Aim of the exercise >> Reproduce the material word for word; the images stay out.

Records provided >>
....
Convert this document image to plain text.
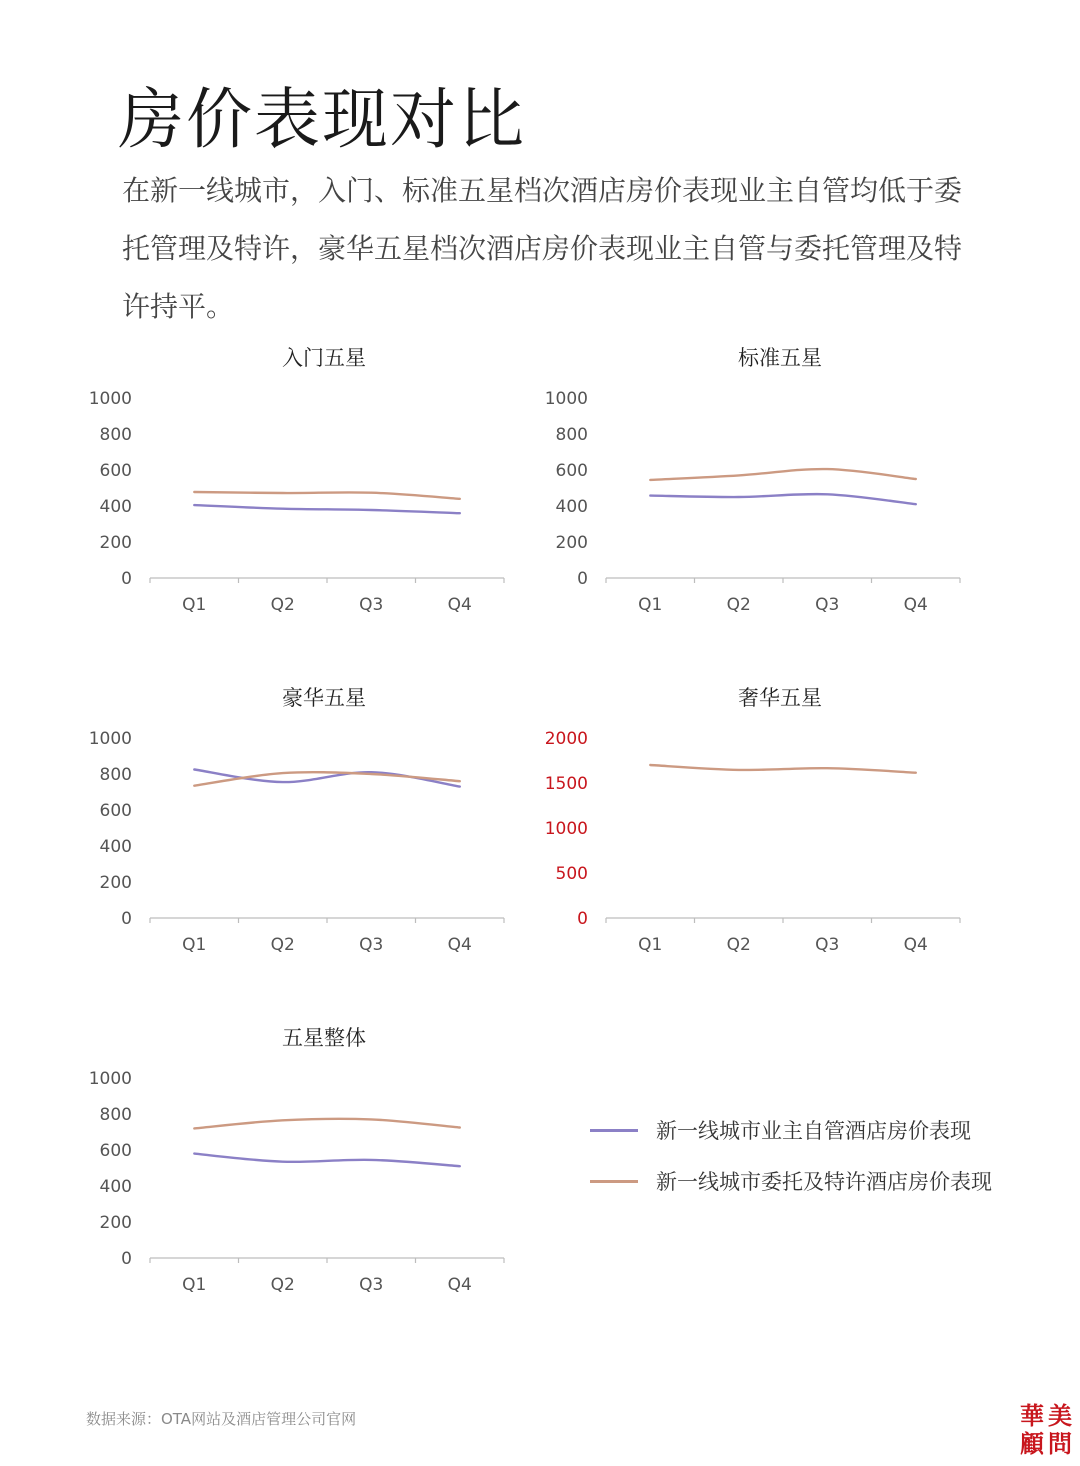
房价表现对比

在新一线城市，入门、标准五星档次酒店房价表现业主自管均低于委托管理及特许，豪华五星档次酒店房价表现业主自管与委托管理及特许持平。

入门五星
0
200
400
600
800
1000
Q1	Q2	Q3	Q4
标准五星
0
200
400
600
800
1000
Q1	Q2	Q3	Q4
豪华五星
0
200
400
600
800
1000
Q1	Q2	Q3	Q4
奢华五星
0
500
1000
1500
2000
Q1	Q2	Q3	Q4
五星整体
0
200
400
600
800
1000
Q1	Q2	Q3	Q4
新一线城市业主自管酒店房价表现
新一线城市委托及特许酒店房价表现
数据来源：OTA网站及酒店管理公司官网	華 美
顧 問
....
In response >>
Convert this document image to plain text.
房价表现对比

在新一线城市，入门、标准五星档次酒店房价表现业主自管均低于委托管理及特许，豪华五星档次酒店房价表现业主自管与委托管理及特许持平。

入门五星
0
200
400
600
800
1000
Q1	Q2	Q3	Q4
标准五星
0
200
400
600
800
1000
Q1	Q2	Q3	Q4
豪华五星
0
200
400
600
800
1000
Q1	Q2	Q3	Q4
奢华五星
0
500
1000
1500
2000
Q1	Q2	Q3	Q4
五星整体
0
200
400
600
800
1000
Q1	Q2	Q3	Q4
新一线城市业主自管酒店房价表现
新一线城市委托及特许酒店房价表现
数据来源：OTA网站及酒店管理公司官网	華 美
顧 問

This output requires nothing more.